*Stated problem*
Repeat the entire listing exactly as written.

*Supplied material*

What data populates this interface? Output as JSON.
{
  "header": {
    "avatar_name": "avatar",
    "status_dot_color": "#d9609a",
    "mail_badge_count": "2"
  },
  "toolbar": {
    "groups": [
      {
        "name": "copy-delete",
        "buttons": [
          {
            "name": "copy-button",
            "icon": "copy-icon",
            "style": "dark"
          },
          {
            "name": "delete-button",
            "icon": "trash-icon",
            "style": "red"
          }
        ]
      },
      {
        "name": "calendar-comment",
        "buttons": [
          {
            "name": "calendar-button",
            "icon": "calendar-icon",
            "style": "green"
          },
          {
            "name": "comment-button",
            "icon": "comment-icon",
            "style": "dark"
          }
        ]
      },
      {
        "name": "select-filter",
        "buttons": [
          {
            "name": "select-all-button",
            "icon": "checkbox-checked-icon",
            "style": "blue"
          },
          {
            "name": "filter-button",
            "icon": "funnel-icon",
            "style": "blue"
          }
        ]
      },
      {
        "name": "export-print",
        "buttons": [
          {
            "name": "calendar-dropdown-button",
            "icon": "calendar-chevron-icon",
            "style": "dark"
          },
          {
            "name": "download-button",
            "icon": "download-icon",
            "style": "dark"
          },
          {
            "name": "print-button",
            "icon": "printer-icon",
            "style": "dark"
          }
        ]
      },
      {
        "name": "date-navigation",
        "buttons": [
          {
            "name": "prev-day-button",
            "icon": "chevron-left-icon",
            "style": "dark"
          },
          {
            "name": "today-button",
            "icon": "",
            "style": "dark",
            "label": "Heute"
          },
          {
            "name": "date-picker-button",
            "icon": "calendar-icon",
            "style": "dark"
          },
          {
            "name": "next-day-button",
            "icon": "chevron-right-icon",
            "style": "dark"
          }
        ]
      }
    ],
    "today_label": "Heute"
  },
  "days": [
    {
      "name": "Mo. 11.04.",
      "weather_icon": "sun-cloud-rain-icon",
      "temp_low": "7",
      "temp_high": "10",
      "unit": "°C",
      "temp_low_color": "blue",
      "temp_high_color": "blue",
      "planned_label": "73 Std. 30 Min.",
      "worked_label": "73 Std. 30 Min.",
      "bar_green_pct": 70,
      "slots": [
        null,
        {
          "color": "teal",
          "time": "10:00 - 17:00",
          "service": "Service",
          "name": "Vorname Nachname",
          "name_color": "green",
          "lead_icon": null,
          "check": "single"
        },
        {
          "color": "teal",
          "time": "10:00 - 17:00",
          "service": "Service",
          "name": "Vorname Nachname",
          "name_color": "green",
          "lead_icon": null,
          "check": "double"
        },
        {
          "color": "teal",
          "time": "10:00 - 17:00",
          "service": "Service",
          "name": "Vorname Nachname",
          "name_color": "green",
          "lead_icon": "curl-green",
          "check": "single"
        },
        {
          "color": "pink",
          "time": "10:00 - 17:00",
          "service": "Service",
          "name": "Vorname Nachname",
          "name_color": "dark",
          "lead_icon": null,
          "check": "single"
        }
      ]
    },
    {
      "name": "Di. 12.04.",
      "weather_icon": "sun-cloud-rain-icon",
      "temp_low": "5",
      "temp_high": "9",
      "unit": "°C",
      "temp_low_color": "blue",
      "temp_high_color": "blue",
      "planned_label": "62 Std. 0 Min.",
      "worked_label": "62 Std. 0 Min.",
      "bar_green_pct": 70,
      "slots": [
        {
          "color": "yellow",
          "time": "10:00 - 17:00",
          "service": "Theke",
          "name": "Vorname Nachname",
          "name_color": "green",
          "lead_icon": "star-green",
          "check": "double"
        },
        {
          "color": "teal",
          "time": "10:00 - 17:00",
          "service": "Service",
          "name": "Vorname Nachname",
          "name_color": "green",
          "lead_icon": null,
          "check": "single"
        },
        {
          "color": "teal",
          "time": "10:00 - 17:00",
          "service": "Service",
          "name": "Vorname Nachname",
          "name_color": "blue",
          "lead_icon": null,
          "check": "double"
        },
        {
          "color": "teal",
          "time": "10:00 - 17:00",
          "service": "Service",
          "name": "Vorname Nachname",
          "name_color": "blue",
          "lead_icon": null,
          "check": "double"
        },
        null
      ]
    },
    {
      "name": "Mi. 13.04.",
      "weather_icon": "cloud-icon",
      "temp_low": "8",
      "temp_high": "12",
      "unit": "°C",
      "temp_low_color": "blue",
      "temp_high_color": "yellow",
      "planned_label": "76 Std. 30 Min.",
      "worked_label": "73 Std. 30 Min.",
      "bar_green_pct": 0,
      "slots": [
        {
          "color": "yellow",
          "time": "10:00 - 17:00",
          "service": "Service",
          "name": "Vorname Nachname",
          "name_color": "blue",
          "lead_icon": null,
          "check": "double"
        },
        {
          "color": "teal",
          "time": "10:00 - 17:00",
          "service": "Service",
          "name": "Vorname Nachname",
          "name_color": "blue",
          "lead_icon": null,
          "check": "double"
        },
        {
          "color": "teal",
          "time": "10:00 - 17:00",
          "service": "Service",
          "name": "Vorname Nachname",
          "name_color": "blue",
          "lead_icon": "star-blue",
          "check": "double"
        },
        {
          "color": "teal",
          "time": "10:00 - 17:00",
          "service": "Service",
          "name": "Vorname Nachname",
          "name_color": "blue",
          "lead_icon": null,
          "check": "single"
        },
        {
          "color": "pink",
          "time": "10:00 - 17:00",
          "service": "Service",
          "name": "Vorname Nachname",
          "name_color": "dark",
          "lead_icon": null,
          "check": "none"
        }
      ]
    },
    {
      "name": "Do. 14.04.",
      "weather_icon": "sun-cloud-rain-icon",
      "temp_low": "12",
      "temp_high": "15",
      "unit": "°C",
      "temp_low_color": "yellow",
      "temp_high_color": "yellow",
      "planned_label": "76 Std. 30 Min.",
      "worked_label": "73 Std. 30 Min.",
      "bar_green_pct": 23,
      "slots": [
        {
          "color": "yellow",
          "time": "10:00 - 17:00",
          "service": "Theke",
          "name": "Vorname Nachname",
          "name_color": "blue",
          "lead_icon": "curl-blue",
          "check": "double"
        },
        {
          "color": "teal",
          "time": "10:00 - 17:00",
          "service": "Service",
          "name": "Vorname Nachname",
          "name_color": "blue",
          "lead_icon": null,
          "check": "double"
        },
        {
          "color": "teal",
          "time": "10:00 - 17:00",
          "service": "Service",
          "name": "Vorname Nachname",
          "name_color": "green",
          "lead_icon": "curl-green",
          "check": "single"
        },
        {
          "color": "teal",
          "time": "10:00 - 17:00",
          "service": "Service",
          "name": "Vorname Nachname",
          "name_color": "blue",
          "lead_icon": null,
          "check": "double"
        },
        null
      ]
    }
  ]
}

*Output for this exercise*
What data populates this interface? Output as JSON.
{
  "header": {
    "avatar_name": "avatar",
    "status_dot_color": "#d9609a",
    "mail_badge_count": "2"
  },
  "toolbar": {
    "groups": [
      {
        "name": "copy-delete",
        "buttons": [
          {
            "name": "copy-button",
            "icon": "copy-icon",
            "style": "dark"
          },
          {
            "name": "delete-button",
            "icon": "trash-icon",
            "style": "red"
          }
        ]
      },
      {
        "name": "calendar-comment",
        "buttons": [
          {
            "name": "calendar-button",
            "icon": "calendar-icon",
            "style": "green"
          },
          {
            "name": "comment-button",
            "icon": "comment-icon",
            "style": "dark"
          }
        ]
      },
      {
        "name": "select-filter",
        "buttons": [
          {
            "name": "select-all-button",
            "icon": "checkbox-checked-icon",
            "style": "blue"
          },
          {
            "name": "filter-button",
            "icon": "funnel-icon",
            "style": "blue"
          }
        ]
      },
      {
        "name": "export-print",
        "buttons": [
          {
            "name": "calendar-dropdown-button",
            "icon": "calendar-chevron-icon",
            "style": "dark"
          },
          {
            "name": "download-button",
            "icon": "download-icon",
            "style": "dark"
          },
          {
            "name": "print-button",
            "icon": "printer-icon",
            "style": "dark"
          }
        ]
      },
      {
        "name": "date-navigation",
        "buttons": [
          {
            "name": "prev-day-button",
            "icon": "chevron-left-icon",
            "style": "dark"
          },
          {
            "name": "today-button",
            "icon": "",
            "style": "dark",
            "label": "Heute"
          },
          {
            "name": "date-picker-button",
            "icon": "calendar-icon",
            "style": "dark"
          },
          {
            "name": "next-day-button",
            "icon": "chevron-right-icon",
            "style": "dark"
          }
        ]
      }
    ],
    "today_label": "Heute"
  },
  "days": [
    {
      "name": "Mo. 11.04.",
      "weather_icon": "sun-cloud-rain-icon",
      "temp_low": "7",
      "temp_high": "10",
      "unit": "°C",
      "temp_low_color": "blue",
      "temp_high_color": "blue",
      "planned_label": "73 Std. 30 Min.",
      "worked_label": "73 Std. 30 Min.",
      "bar_green_pct": 70,
      "slots": [
        null,
        {
          "color": "teal",
          "time": "10:00 - 17:00",
          "service": "Service",
          "name": "Vorname Nachname",
          "name_color": "green",
          "lead_icon": null,
          "check": "single"
        },
        {
          "color": "teal",
          "time": "10:00 - 17:00",
          "service": "Service",
          "name": "Vorname Nachname",
          "name_color": "green",
          "lead_icon": null,
          "check": "double"
        },
        {
          "color": "teal",
          "time": "10:00 - 17:00",
          "service": "Service",
          "name": "Vorname Nachname",
          "name_color": "green",
          "lead_icon": "curl-green",
          "check": "single"
        },
        {
          "color": "pink",
          "time": "10:00 - 17:00",
          "service": "Service",
          "name": "Vorname Nachname",
          "name_color": "dark",
          "lead_icon": null,
          "check": "single"
        }
      ]
    },
    {
      "name": "Di. 12.04.",
      "weather_icon": "sun-cloud-rain-icon",
      "temp_low": "5",
      "temp_high": "9",
      "unit": "°C",
      "temp_low_color": "blue",
      "temp_high_color": "blue",
      "planned_label": "62 Std. 0 Min.",
      "worked_label": "62 Std. 0 Min.",
      "bar_green_pct": 70,
      "slots": [
        {
          "color": "yellow",
          "time": "10:00 - 17:00",
          "service": "Theke",
          "name": "Vorname Nachname",
          "name_color": "green",
          "lead_icon": "star-green",
          "check": "double"
        },
        {
          "color": "teal",
          "time": "10:00 - 17:00",
          "service": "Service",
          "name": "Vorname Nachname",
          "name_color": "green",
          "lead_icon": null,
          "check": "single"
        },
        {
          "color": "teal",
          "time": "10:00 - 17:00",
          "service": "Service",
          "name": "Vorname Nachname",
          "name_color": "blue",
          "lead_icon": null,
          "check": "double"
        },
        {
          "color": "teal",
          "time": "10:00 - 17:00",
          "service": "Service",
          "name": "Vorname Nachname",
          "name_color": "blue",
          "lead_icon": null,
          "check": "double"
        },
        null
      ]
    },
    {
      "name": "Mi. 13.04.",
      "weather_icon": "cloud-icon",
      "temp_low": "8",
      "temp_high": "12",
      "unit": "°C",
      "temp_low_color": "blue",
      "temp_high_color": "yellow",
      "planned_label": "76 Std. 30 Min.",
      "worked_label": "73 Std. 30 Min.",
      "bar_green_pct": 0,
      "slots": [
        {
          "color": "yellow",
          "time": "10:00 - 17:00",
          "service": "Service",
          "name": "Vorname Nachname",
          "name_color": "blue",
          "lead_icon": null,
          "check": "double"
        },
        {
          "color": "teal",
          "time": "10:00 - 17:00",
          "service": "Service",
          "name": "Vorname Nachname",
          "name_color": "blue",
          "lead_icon": null,
          "check": "double"
        },
        {
          "color": "teal",
          "time": "10:00 - 17:00",
          "service": "Service",
          "name": "Vorname Nachname",
          "name_color": "blue",
          "lead_icon": "star-blue",
          "check": "double"
        },
        {
          "color": "teal",
          "time": "10:00 - 17:00",
          "service": "Service",
          "name": "Vorname Nachname",
          "name_color": "blue",
          "lead_icon": null,
          "check": "single"
        },
        {
          "color": "pink",
          "time": "10:00 - 17:00",
          "service": "Service",
          "name": "Vorname Nachname",
          "name_color": "dark",
          "lead_icon": null,
          "check": "none"
        }
      ]
    },
    {
      "name": "Do. 14.04.",
      "weather_icon": "sun-cloud-rain-icon",
      "temp_low": "12",
      "temp_high": "15",
      "unit": "°C",
      "temp_low_color": "yellow",
      "temp_high_color": "yellow",
      "planned_label": "76 Std. 30 Min.",
      "worked_label": "73 Std. 30 Min.",
      "bar_green_pct": 23,
      "slots": [
        {
          "color": "yellow",
          "time": "10:00 - 17:00",
          "service": "Theke",
          "name": "Vorname Nachname",
          "name_color": "blue",
          "lead_icon": "curl-blue",
          "check": "double"
        },
        {
          "color": "teal",
          "time": "10:00 - 17:00",
          "service": "Service",
          "name": "Vorname Nachname",
          "name_color": "blue",
          "lead_icon": null,
          "check": "double"
        },
        {
          "color": "teal",
          "time": "10:00 - 17:00",
          "service": "Service",
          "name": "Vorname Nachname",
          "name_color": "green",
          "lead_icon": "curl-green",
          "check": "single"
        },
        {
          "color": "teal",
          "time": "10:00 - 17:00",
          "service": "Service",
          "name": "Vorname Nachname",
          "name_color": "blue",
          "lead_icon": null,
          "check": "double"
        },
        null
      ]
    }
  ]
}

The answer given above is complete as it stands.